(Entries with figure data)
## Begin

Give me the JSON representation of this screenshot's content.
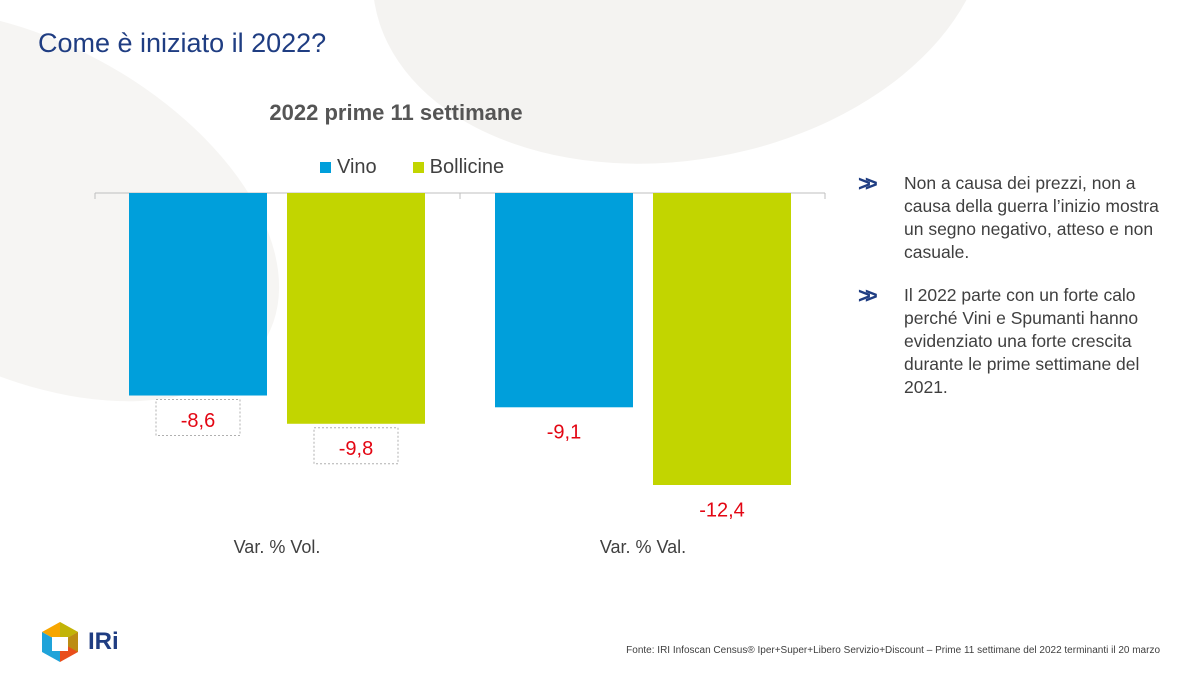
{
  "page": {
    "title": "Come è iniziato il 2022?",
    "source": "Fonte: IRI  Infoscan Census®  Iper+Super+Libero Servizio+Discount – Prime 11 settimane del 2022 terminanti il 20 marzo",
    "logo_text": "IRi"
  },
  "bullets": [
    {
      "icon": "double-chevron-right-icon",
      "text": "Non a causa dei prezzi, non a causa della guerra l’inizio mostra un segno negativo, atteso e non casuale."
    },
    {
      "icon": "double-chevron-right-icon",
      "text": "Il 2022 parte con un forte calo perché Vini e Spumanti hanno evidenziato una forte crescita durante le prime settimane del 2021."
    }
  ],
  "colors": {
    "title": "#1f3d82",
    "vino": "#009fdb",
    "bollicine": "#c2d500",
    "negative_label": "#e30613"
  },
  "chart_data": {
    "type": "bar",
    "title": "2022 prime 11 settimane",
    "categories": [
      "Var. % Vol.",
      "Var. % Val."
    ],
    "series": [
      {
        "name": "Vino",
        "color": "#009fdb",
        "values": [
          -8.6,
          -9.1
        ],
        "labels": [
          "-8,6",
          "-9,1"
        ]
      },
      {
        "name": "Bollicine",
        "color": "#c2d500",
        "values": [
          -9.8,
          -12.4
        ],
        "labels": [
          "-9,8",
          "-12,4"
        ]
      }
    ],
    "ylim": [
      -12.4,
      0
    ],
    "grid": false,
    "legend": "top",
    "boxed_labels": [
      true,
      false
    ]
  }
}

## End
## Begin

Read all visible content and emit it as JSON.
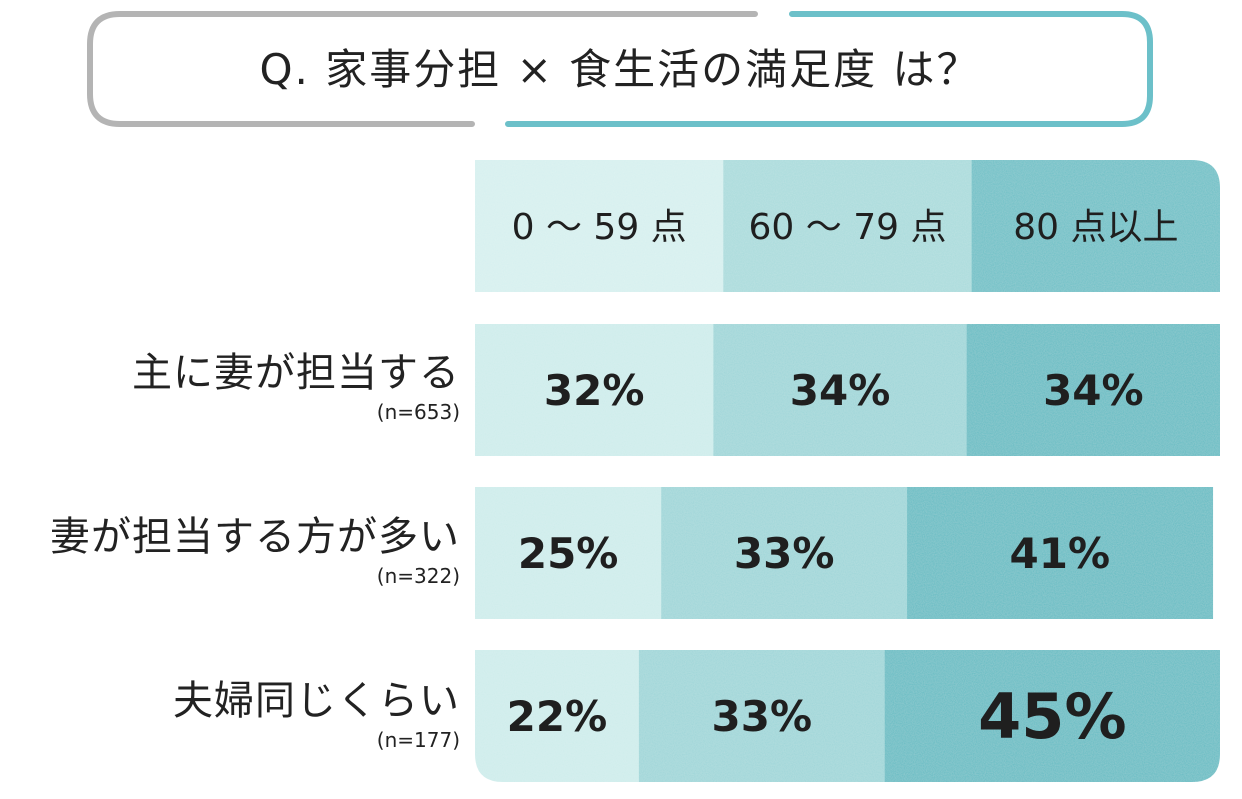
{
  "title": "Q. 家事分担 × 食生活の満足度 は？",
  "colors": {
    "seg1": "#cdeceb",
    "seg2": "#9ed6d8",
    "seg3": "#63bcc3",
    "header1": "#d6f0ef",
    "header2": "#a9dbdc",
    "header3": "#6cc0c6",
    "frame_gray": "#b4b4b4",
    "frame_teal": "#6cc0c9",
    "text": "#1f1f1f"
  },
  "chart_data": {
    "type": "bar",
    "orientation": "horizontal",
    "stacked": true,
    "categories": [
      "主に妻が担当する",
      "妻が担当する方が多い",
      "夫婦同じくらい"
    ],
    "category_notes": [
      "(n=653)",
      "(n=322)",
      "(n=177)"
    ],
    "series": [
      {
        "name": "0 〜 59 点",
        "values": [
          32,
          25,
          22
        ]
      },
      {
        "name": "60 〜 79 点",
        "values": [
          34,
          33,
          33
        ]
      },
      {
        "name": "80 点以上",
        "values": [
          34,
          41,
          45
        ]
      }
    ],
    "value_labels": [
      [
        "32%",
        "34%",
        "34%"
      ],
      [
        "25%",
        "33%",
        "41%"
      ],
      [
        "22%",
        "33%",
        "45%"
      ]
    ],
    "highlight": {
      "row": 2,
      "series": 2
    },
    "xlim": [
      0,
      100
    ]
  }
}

## End

== Given problem ==
List all lines where "settimane" occurs.

== Solution to this exercise ==
    "source": "Fonte: IRI  Infoscan Census®  Iper+Super+Libero Servizio+Discount – Prime 11 settimane del 2022 terminanti il 20 marzo",
      "text": "Il 2022 parte con un forte calo perché Vini e Spumanti hanno evidenziato una forte crescita durante le prime settimane del 2021."
    "title": "2022 prime 11 settimane",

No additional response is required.